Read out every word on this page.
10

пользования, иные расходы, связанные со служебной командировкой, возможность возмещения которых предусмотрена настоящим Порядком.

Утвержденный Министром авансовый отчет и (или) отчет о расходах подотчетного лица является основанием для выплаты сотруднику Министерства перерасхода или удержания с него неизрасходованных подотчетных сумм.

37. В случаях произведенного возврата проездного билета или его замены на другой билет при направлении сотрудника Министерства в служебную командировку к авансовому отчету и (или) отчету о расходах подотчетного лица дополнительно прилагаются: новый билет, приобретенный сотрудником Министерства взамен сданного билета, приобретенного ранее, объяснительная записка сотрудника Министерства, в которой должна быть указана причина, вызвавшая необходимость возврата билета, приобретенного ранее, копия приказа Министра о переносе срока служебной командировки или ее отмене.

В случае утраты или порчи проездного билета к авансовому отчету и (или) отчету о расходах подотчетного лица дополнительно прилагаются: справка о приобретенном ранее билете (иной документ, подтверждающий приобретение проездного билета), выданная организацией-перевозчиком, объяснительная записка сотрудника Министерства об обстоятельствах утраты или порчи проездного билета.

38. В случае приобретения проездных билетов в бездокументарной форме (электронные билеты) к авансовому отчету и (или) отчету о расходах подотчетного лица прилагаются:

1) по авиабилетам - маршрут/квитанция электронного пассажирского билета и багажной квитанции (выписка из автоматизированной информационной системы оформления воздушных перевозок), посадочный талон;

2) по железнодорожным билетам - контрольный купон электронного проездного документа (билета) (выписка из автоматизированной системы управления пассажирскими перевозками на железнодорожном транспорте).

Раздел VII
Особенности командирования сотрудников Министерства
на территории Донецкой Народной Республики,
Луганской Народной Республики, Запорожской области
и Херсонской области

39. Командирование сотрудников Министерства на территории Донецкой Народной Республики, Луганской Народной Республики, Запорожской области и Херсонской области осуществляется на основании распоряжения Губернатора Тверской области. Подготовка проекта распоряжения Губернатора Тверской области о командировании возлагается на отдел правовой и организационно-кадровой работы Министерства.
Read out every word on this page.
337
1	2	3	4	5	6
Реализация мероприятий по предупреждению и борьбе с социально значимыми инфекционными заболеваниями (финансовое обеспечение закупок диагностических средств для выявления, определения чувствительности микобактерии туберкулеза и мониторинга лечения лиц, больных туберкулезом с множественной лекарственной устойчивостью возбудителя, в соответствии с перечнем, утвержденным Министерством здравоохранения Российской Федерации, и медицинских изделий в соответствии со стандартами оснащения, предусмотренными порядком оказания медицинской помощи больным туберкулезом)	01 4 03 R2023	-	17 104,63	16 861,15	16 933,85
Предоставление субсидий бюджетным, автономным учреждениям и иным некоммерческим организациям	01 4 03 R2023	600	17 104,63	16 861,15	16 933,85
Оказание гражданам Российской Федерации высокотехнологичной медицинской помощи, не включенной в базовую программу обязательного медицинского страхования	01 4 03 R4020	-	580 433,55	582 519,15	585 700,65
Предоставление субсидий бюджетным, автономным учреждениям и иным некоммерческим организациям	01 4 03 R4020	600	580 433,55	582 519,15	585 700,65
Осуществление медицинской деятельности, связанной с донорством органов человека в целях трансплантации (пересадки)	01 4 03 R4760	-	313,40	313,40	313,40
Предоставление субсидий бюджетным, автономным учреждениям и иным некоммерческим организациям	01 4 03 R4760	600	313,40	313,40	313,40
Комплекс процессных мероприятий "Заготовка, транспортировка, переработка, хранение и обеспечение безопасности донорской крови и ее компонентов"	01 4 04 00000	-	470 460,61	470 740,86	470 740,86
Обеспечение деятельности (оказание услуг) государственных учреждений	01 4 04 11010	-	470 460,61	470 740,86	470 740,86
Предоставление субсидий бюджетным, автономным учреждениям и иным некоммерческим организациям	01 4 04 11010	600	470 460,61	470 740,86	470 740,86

▶ **What is required**: The listing above must be transcribed exactly, line by line.

▶ **Correct result**:
Read out every word on this page.
10

пользования, иные расходы, связанные со служебной командировкой, возможность возмещения которых предусмотрена настоящим Порядком.

Утвержденный Министром авансовый отчет и (или) отчет о расходах подотчетного лица является основанием для выплаты сотруднику Министерства перерасхода или удержания с него неизрасходованных подотчетных сумм.

37. В случаях произведенного возврата проездного билета или его замены на другой билет при направлении сотрудника Министерства в служебную командировку к авансовому отчету и (или) отчету о расходах подотчетного лица дополнительно прилагаются: новый билет, приобретенный сотрудником Министерства взамен сданного билета, приобретенного ранее, объяснительная записка сотрудника Министерства, в которой должна быть указана причина, вызвавшая необходимость возврата билета, приобретенного ранее, копия приказа Министра о переносе срока служебной командировки или ее отмене.

В случае утраты или порчи проездного билета к авансовому отчету и (или) отчету о расходах подотчетного лица дополнительно прилагаются: справка о приобретенном ранее билете (иной документ, подтверждающий приобретение проездного билета), выданная организацией-перевозчиком, объяснительная записка сотрудника Министерства об обстоятельствах утраты или порчи проездного билета.

38. В случае приобретения проездных билетов в бездокументарной форме (электронные билеты) к авансовому отчету и (или) отчету о расходах подотчетного лица прилагаются:

1) по авиабилетам - маршрут/квитанция электронного пассажирского билета и багажной квитанции (выписка из автоматизированной информационной системы оформления воздушных перевозок), посадочный талон;

2) по железнодорожным билетам - контрольный купон электронного проездного документа (билета) (выписка из автоматизированной системы управления пассажирскими перевозками на железнодорожном транспорте).

Раздел VII
Особенности командирования сотрудников Министерства
на территории Донецкой Народной Республики,
Луганской Народной Республики, Запорожской области
и Херсонской области

39. Командирование сотрудников Министерства на территории Донецкой Народной Республики, Луганской Народной Республики, Запорожской области и Херсонской области осуществляется на основании распоряжения Губернатора Тверской области. Подготовка проекта распоряжения Губернатора Тверской области о командировании возлагается на отдел правовой и организационно-кадровой работы Министерства.
Read out every word on this page.
337
1	2	3	4	5	6
Реализация мероприятий по предупреждению и борьбе с социально значимыми инфекционными заболеваниями (финансовое обеспечение закупок диагностических средств для выявления, определения чувствительности микобактерии туберкулеза и мониторинга лечения лиц, больных туберкулезом с множественной лекарственной устойчивостью возбудителя, в соответствии с перечнем, утвержденным Министерством здравоохранения Российской Федерации, и медицинских изделий в соответствии со стандартами оснащения, предусмотренными порядком оказания медицинской помощи больным туберкулезом)	01 4 03 R2023	-	17 104,63	16 861,15	16 933,85
Предоставление субсидий бюджетным, автономным учреждениям и иным некоммерческим организациям	01 4 03 R2023	600	17 104,63	16 861,15	16 933,85
Оказание гражданам Российской Федерации высокотехнологичной медицинской помощи, не включенной в базовую программу обязательного медицинского страхования	01 4 03 R4020	-	580 433,55	582 519,15	585 700,65
Предоставление субсидий бюджетным, автономным учреждениям и иным некоммерческим организациям	01 4 03 R4020	600	580 433,55	582 519,15	585 700,65
Осуществление медицинской деятельности, связанной с донорством органов человека в целях трансплантации (пересадки)	01 4 03 R4760	-	313,40	313,40	313,40
Предоставление субсидий бюджетным, автономным учреждениям и иным некоммерческим организациям	01 4 03 R4760	600	313,40	313,40	313,40
Комплекс процессных мероприятий "Заготовка, транспортировка, переработка, хранение и обеспечение безопасности донорской крови и ее компонентов"	01 4 04 00000	-	470 460,61	470 740,86	470 740,86
Обеспечение деятельности (оказание услуг) государственных учреждений	01 4 04 11010	-	470 460,61	470 740,86	470 740,86
Предоставление субсидий бюджетным, автономным учреждениям и иным некоммерческим организациям	01 4 04 11010	600	470 460,61	470 740,86	470 740,86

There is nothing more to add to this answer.